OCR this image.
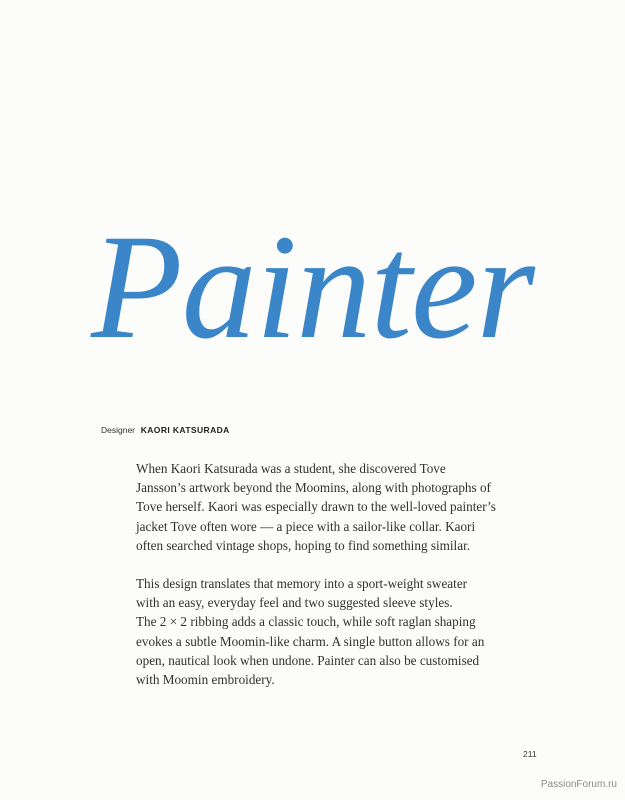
Painter
Designer KAORI KATSURADA

When Kaori Katsurada was a student, she discovered Tove
Jansson’s artwork beyond the Moomins, along with photographs of
Tove herself. Kaori was especially drawn to the well-loved painter’s
jacket Tove often wore — a piece with a sailor-like collar. Kaori
often searched vintage shops, hoping to find something similar.

This design translates that memory into a sport-weight sweater
with an easy, everyday feel and two suggested sleeve styles.
The 2 × 2 ribbing adds a classic touch, while soft raglan shaping
evokes a subtle Moomin-like charm. A single button allows for an
open, nautical look when undone. Painter can also be customised
with Moomin embroidery.

211
PassionForum.ru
....
[Problem] All lines in the data that contain the word "Tove" should be copied.

[Output below]
When Kaori Katsurada was a student, she discovered Tove
Tove herself. Kaori was especially drawn to the well-loved painter’s
jacket Tove often wore — a piece with a sailor-like collar. Kaori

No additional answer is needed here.